Below are some entries. Work out how many of their lines hold the word "Przychód", and write that number alone.
##### Entries provided #####
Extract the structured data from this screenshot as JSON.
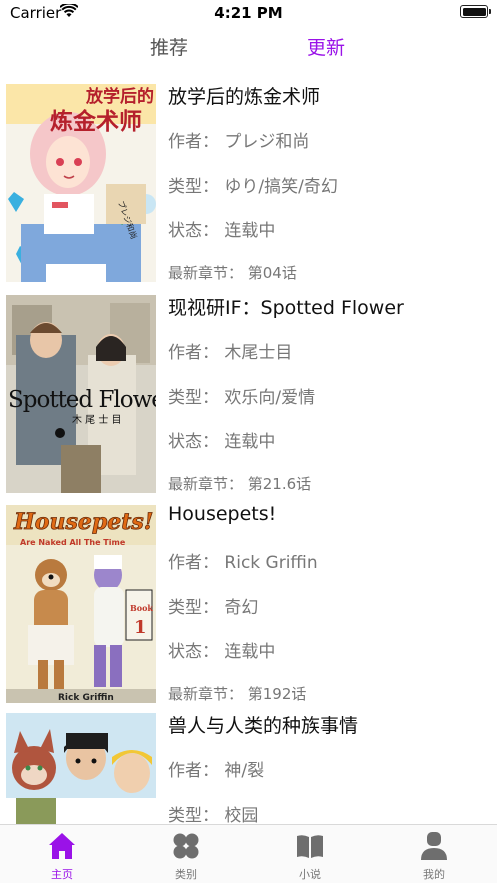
{
  "status_bar": {
    "carrier": "Carrier",
    "time": "4:21 PM"
  },
  "tabs": {
    "recommend": "推荐",
    "update": "更新"
  },
  "accent_color": "#9a12e8",
  "items": [
    {
      "title": "放学后的炼金术师",
      "author": "作者：  プレジ和尚",
      "type": "类型：  ゆり/搞笑/奇幻",
      "status": "状态：  连载中",
      "latest": "最新章节：  第04话",
      "cover_text": "放学后的炼金术师",
      "cover_author": "プレジ和尚"
    },
    {
      "title": "现视研IF：Spotted Flower",
      "author": "作者：  木尾士目",
      "type": "类型：  欢乐向/爱情",
      "status": "状态：  连载中",
      "latest": "最新章节：  第21.6话",
      "cover_text": "Spotted Flower",
      "cover_author": "木尾士目"
    },
    {
      "title": "Housepets!",
      "author": "作者：  Rick Griffin",
      "type": "类型：  奇幻",
      "status": "状态：  连载中",
      "latest": "最新章节：  第192话",
      "cover_text": "Housepets!",
      "cover_subtitle": "Are Naked All The Time",
      "cover_book": "Book",
      "cover_num": "1",
      "cover_author": "Rick Griffin"
    },
    {
      "title": "兽人与人类的种族事情",
      "author": "作者：  神/裂",
      "type": "类型：  校园"
    }
  ],
  "tabbar": [
    {
      "label": "主页",
      "icon": "home-icon"
    },
    {
      "label": "类别",
      "icon": "category-icon"
    },
    {
      "label": "小说",
      "icon": "book-icon"
    },
    {
      "label": "我的",
      "icon": "profile-icon"
    }
  ]
}
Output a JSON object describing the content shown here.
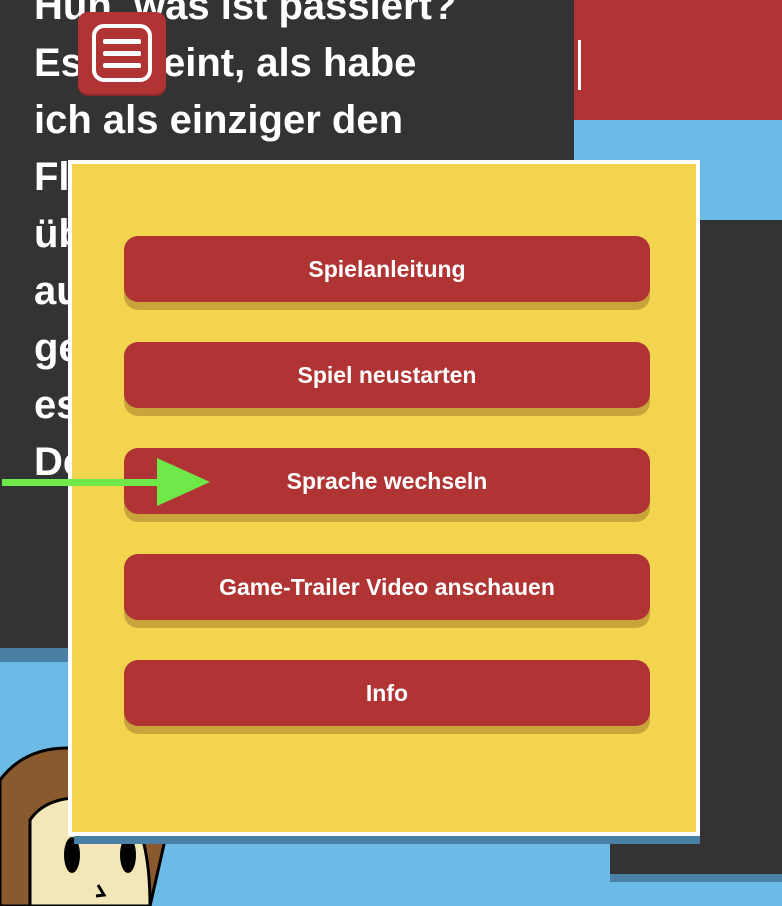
{
  "story": {
    "lines": "Huh, was ist passiert?\nEs scheint, als habe\nich als einziger den\nFlugzeugabsturz\nüberlebt. Ich muss\naus dem Dschungel\ngelangen, bevor\nes zu spät ist!\nDer"
  },
  "menu": {
    "icon": "hamburger-icon",
    "items": [
      {
        "label": "Spielanleitung"
      },
      {
        "label": "Spiel neustarten"
      },
      {
        "label": "Sprache wechseln"
      },
      {
        "label": "Game-Trailer Video anschauen"
      },
      {
        "label": "Info"
      }
    ]
  },
  "colors": {
    "menu_button": "#b03434",
    "popup_bg": "#f2d44e",
    "panel_bg": "#333333",
    "sky": "#6cbbe6",
    "arrow": "#6fe84a"
  }
}
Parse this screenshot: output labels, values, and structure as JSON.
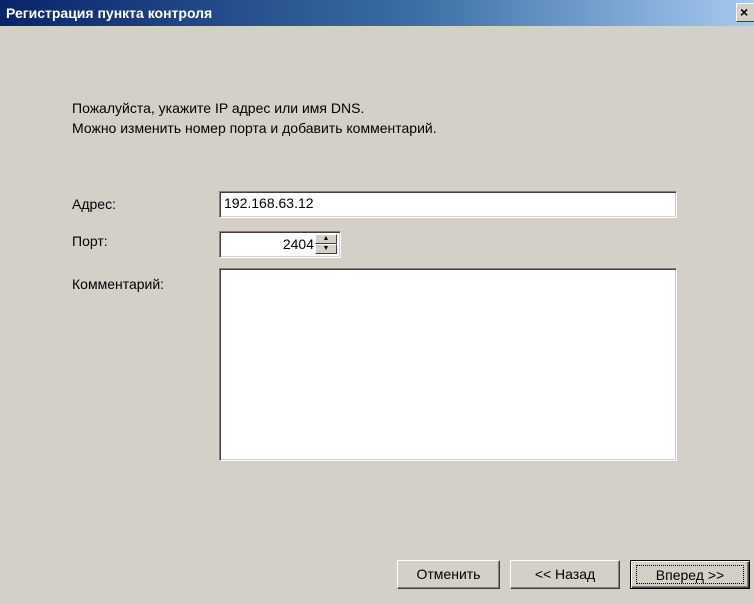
{
  "window": {
    "title": "Регистрация пункта контроля",
    "close_glyph": "×"
  },
  "instructions": {
    "line1": "Пожалуйста, укажите IP адрес или имя DNS.",
    "line2": "Можно изменить номер порта и добавить комментарий."
  },
  "form": {
    "address_label": "Адрес:",
    "address_value": "192.168.63.12",
    "port_label": "Порт:",
    "port_value": "2404",
    "comment_label": "Комментарий:",
    "comment_value": ""
  },
  "buttons": {
    "cancel": "Отменить",
    "back": "<< Назад",
    "next": "Вперед >>"
  },
  "icons": {
    "close": "close-icon",
    "spin_up": "spin-up-icon",
    "spin_down": "spin-down-icon"
  }
}
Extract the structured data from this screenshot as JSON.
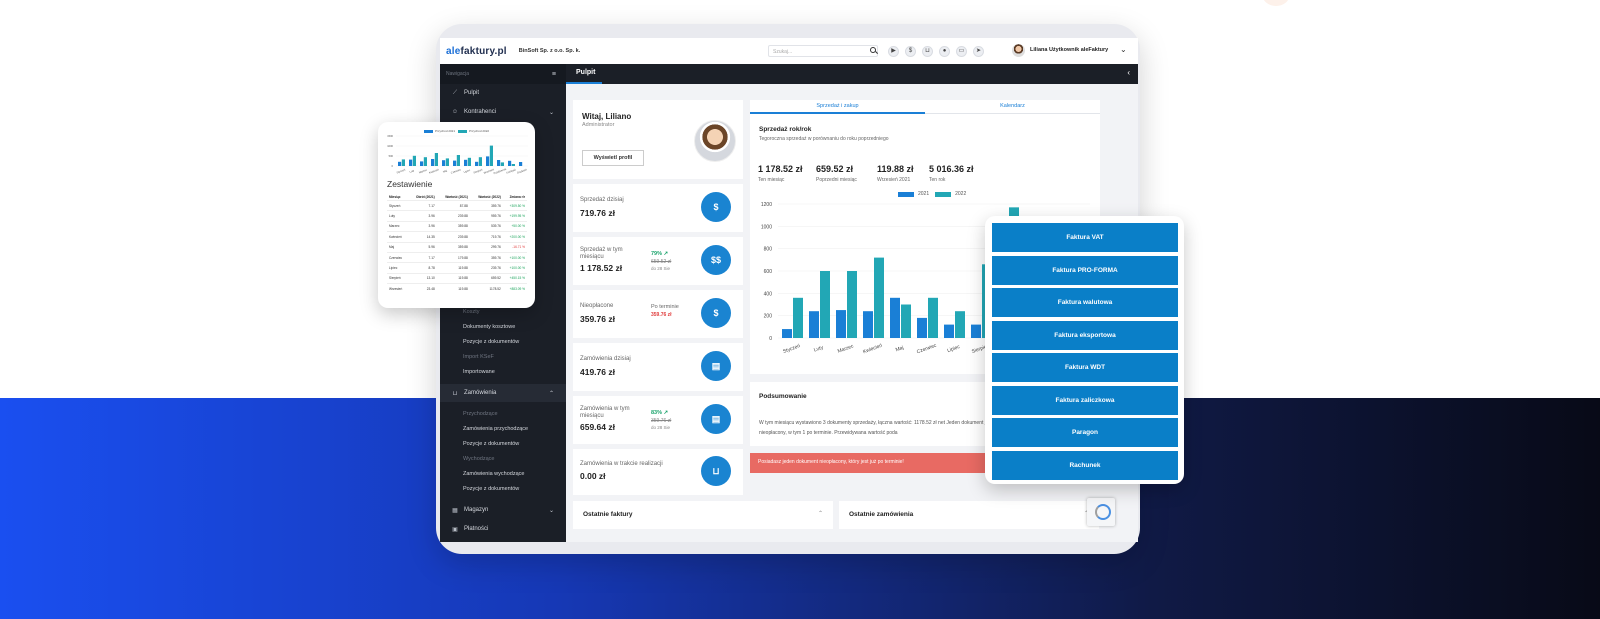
{
  "topbar": {
    "logo_prefix": "ale",
    "logo_suffix": "faktury.pl",
    "company": "BinSoft Sp. z o.o. Sp. k.",
    "search_placeholder": "Szukaj...",
    "user_name": "Liliana Użytkownik aleFaktury",
    "icons": [
      "youtube-icon",
      "coin-icon",
      "cart-icon",
      "chat-icon",
      "print-icon",
      "send-icon"
    ]
  },
  "sidebar": {
    "header": "Nawigacja",
    "items": {
      "pulpit": "Pulpit",
      "kontrahenci": "Kontrahenci",
      "zamowienia": "Zamówienia",
      "magazyn": "Magazyn",
      "platnosci": "Płatności"
    },
    "subitems": {
      "koszty": "Koszty",
      "dokumenty_kosztowe": "Dokumenty kosztowe",
      "pozycje_dok_1": "Pozycje z dokumentów",
      "import_ksef": "Import KSeF",
      "importowane": "Importowane",
      "przychodzace": "Przychodzące",
      "zam_przychodzace": "Zamówienia przychodzące",
      "pozycje_dok_2": "Pozycje z dokumentów",
      "wychodzace": "Wychodzące",
      "zam_wychodzace": "Zamówienia wychodzące",
      "pozycje_dok_3": "Pozycje z dokumentów"
    }
  },
  "main": {
    "title": "Pulpit",
    "welcome": {
      "name": "Witaj, Liliano",
      "role": "Administrator",
      "profile_button": "Wyświetl profil"
    },
    "stats": [
      {
        "label": "Sprzedaż dzisiaj",
        "value": "719.76 zł",
        "icon": "$"
      },
      {
        "label": "Sprzedaż w tym miesiącu",
        "value": "1 178.52 zł",
        "pct": "79% ↗",
        "old": "659.52 zł",
        "sub": "do 28 Sie",
        "icon": "$$"
      },
      {
        "label": "Nieopłacone",
        "value": "359.76 zł",
        "term_label": "Po terminie",
        "term_value": "359.76 zł",
        "icon": "$"
      },
      {
        "label": "Zamówienia dzisiaj",
        "value": "419.76 zł",
        "icon": "▤"
      },
      {
        "label": "Zamówienia w tym miesiącu",
        "value": "659.64 zł",
        "pct": "83% ↗",
        "old": "359.76 zł",
        "sub": "do 28 Sie",
        "icon": "▤"
      },
      {
        "label": "Zamówienia w trakcie realizacji",
        "value": "0.00 zł",
        "icon": "🛒"
      }
    ],
    "tabs": [
      "Sprzedaż i zakup",
      "Kalendarz"
    ],
    "chart_card": {
      "title": "Sprzedaż rok/rok",
      "subtitle": "Tegoroczna sprzedaż w porównaniu do roku poprzedniego",
      "kpis": [
        {
          "value": "1 178.52 zł",
          "label": "Ten miesiąc"
        },
        {
          "value": "659.52 zł",
          "label": "Poprzedni miesiąc"
        },
        {
          "value": "119.88 zł",
          "label": "Wrzesień 2021"
        },
        {
          "value": "5 016.36 zł",
          "label": "Ten rok"
        }
      ]
    },
    "summary": {
      "title": "Podsumowanie",
      "text": "W tym miesiącu wystawiono 3 dokumenty sprzedaży, łączna wartość: 1178.52 zł net Jeden dokument jest nieopłacony, w tym 1 po terminie. Przewidywana wartość poda"
    },
    "alert": "Posiadasz jeden dokument nieopłacony, który jest już po terminie!",
    "bottom_cards": [
      "Ostatnie faktury",
      "Ostatnie zamówienia"
    ]
  },
  "chart_data": [
    {
      "type": "bar",
      "title": "",
      "categories": [
        "Styczeń",
        "Luty",
        "Marzec",
        "Kwiecień",
        "Maj",
        "Czerwiec",
        "Lipiec",
        "Sierpień",
        "Wrzesień"
      ],
      "series": [
        {
          "name": "2021",
          "values": [
            80,
            240,
            250,
            240,
            360,
            180,
            120,
            120,
            300
          ]
        },
        {
          "name": "2022",
          "values": [
            360,
            600,
            600,
            720,
            300,
            360,
            240,
            660,
            1170
          ]
        }
      ],
      "ylim": [
        0,
        1200
      ],
      "yticks": [
        0,
        200,
        400,
        600,
        800,
        1000,
        1200
      ],
      "legend": "top-center",
      "colors": {
        "2021": "#1a7fd6",
        "2022": "#22a7b5"
      }
    },
    {
      "type": "bar",
      "title": "",
      "categories": [
        "Styczeń",
        "Luty",
        "Marzec",
        "Kwiecień",
        "Maj",
        "Czerwiec",
        "Lipiec",
        "Sierpień",
        "Wrzesień",
        "Październik",
        "Listopad",
        "Grudzień"
      ],
      "series": [
        {
          "name": "Przychód 2021",
          "values": [
            210,
            320,
            230,
            350,
            290,
            270,
            310,
            210,
            480,
            300,
            260,
            200
          ]
        },
        {
          "name": "Przychód 2022",
          "values": [
            330,
            510,
            440,
            650,
            380,
            550,
            410,
            440,
            1020,
            180,
            100,
            0
          ]
        }
      ],
      "ylim": [
        0,
        1500
      ],
      "yticks": [
        0,
        500,
        1000,
        1500
      ],
      "legend": "top-center",
      "colors": {
        "Przychód 2021": "#1a7fd6",
        "Przychód 2022": "#22a7b5"
      }
    }
  ],
  "zestawienie": {
    "title": "Zestawienie",
    "headers": [
      "Miesiąc",
      "Obrót (2021)",
      "Wartość (2021)",
      "Wartość (2022)",
      "Zmiana r/r"
    ],
    "rows": [
      [
        "Styczeń",
        "7.17",
        "87.88",
        "359.76",
        "+309.50 %"
      ],
      [
        "Luty",
        "3.96",
        "239.88",
        "959.76",
        "+199.95 %"
      ],
      [
        "Marzec",
        "3.96",
        "359.88",
        "539.76",
        "+50.00 %"
      ],
      [
        "Kwiecień",
        "14.35",
        "239.88",
        "719.76",
        "+200.00 %"
      ],
      [
        "Maj",
        "5.96",
        "359.88",
        "299.76",
        "-16.71 %"
      ],
      [
        "Czerwiec",
        "7.17",
        "179.88",
        "359.76",
        "+100.00 %"
      ],
      [
        "Lipiec",
        "8.78",
        "119.88",
        "239.76",
        "+100.00 %"
      ],
      [
        "Sierpień",
        "13.10",
        "119.88",
        "659.52",
        "+450.15 %"
      ],
      [
        "Wrzesień",
        "23.48",
        "119.88",
        "1178.52",
        "+883.09 %"
      ]
    ]
  },
  "invoice_buttons": [
    "Faktura VAT",
    "Faktura PRO-FORMA",
    "Faktura walutowa",
    "Faktura eksportowa",
    "Faktura WDT",
    "Faktura zaliczkowa",
    "Paragon",
    "Rachunek"
  ]
}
#####
Final result >> 4